▸ Instruction:
Return all lines that include the string "config".

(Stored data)
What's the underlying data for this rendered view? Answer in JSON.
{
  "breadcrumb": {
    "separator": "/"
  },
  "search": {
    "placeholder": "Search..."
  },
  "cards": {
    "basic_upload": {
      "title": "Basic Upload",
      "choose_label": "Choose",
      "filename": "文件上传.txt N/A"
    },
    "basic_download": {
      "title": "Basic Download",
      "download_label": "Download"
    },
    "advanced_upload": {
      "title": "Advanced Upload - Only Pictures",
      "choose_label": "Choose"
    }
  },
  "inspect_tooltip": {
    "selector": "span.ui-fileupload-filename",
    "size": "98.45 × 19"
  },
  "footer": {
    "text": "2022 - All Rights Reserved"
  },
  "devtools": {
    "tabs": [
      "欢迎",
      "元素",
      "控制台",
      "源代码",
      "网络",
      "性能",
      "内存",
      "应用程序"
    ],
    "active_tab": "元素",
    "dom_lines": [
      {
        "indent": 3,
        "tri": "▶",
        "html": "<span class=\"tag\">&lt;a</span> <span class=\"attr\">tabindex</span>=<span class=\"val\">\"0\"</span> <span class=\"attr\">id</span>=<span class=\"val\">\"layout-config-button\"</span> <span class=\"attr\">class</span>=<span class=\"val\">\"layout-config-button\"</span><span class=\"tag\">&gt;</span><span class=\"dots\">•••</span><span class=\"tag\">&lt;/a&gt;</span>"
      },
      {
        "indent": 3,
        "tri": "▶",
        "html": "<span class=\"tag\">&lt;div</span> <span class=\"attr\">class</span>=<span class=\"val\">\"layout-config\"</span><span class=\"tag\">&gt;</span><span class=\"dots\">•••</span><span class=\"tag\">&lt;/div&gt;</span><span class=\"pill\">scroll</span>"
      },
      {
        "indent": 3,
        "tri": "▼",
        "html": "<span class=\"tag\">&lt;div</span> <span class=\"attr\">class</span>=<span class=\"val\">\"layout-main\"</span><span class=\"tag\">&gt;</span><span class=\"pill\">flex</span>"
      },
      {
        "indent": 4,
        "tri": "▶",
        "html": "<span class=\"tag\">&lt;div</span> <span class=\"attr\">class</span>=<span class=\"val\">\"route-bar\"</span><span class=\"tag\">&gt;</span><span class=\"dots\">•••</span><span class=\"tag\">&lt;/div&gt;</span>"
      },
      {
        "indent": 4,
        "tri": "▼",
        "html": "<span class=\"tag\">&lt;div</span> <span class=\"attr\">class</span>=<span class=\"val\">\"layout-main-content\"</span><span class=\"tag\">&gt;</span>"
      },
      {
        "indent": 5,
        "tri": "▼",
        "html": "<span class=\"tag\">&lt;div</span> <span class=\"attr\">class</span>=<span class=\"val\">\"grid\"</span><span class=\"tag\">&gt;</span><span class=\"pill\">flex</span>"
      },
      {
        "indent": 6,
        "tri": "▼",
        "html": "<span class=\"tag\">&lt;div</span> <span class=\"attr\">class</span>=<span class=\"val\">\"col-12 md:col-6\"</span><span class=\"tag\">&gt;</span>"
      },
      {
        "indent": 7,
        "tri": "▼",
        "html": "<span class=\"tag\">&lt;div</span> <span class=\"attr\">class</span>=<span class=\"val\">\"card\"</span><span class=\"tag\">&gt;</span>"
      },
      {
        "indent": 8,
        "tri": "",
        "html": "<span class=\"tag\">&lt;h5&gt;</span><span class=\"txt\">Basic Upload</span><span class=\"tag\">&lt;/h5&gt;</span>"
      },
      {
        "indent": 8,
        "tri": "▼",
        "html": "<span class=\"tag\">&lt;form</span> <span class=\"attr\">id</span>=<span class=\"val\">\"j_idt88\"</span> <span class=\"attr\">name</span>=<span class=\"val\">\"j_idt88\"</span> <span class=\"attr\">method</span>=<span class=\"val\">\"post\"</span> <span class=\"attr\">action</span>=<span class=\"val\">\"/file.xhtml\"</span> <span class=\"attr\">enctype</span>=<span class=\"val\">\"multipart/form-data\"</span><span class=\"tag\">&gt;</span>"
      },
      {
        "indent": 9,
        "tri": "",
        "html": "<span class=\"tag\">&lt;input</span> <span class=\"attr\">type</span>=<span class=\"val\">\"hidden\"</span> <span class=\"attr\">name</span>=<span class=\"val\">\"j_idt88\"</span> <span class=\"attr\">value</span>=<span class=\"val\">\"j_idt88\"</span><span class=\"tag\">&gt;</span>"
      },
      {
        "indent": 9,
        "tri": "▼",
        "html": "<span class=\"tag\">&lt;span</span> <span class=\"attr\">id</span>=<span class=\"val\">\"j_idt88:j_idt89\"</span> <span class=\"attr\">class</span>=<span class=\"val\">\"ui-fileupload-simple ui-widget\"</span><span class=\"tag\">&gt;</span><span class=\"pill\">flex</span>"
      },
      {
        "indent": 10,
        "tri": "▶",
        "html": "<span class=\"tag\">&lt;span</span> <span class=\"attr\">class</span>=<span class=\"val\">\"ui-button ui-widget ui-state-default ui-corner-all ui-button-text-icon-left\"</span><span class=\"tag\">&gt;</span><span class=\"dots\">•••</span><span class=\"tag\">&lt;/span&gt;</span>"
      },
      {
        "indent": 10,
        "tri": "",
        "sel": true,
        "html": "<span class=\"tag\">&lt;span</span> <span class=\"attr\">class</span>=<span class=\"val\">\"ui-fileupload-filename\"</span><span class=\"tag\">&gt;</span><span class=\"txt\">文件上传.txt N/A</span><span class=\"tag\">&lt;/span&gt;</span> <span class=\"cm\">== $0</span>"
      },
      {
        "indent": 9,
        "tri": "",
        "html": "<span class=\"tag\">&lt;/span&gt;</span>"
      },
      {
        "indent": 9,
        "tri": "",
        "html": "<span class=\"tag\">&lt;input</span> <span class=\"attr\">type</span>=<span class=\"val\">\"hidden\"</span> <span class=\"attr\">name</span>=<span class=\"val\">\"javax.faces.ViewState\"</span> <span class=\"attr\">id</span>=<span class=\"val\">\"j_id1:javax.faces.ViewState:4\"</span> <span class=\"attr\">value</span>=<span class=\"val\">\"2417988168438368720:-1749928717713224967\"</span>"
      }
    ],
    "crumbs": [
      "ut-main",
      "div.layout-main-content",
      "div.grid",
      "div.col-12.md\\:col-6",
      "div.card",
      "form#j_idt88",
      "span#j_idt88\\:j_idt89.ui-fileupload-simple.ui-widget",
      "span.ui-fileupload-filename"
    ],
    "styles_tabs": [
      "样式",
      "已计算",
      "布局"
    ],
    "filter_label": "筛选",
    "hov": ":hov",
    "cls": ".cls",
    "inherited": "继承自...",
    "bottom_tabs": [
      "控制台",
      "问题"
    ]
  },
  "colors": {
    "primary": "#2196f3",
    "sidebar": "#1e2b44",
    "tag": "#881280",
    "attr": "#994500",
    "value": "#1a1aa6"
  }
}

▸ Result of this exercise:
        "html": "<span class=\"tag\">&lt;a</span> <span class=\"attr\">tabindex</span>=<span class=\"val\">\"0\"</span> <span class=\"attr\">id</span>=<span class=\"val\">\"layout-config-button\"</span> <span class=\"attr\">class</span>=<span class=\"val\">\"layout-config-button\"</span><span class=\"tag\">&gt;</span><span class=\"dots\">•••</span><span class=\"tag\">&lt;/a&gt;</span>"
        "html": "<span class=\"tag\">&lt;div</span> <span class=\"attr\">class</span>=<span class=\"val\">\"layout-config\"</span><span class=\"tag\">&gt;</span><span class=\"dots\">•••</span><span class=\"tag\">&lt;/div&gt;</span><span class=\"pill\">scroll</span>"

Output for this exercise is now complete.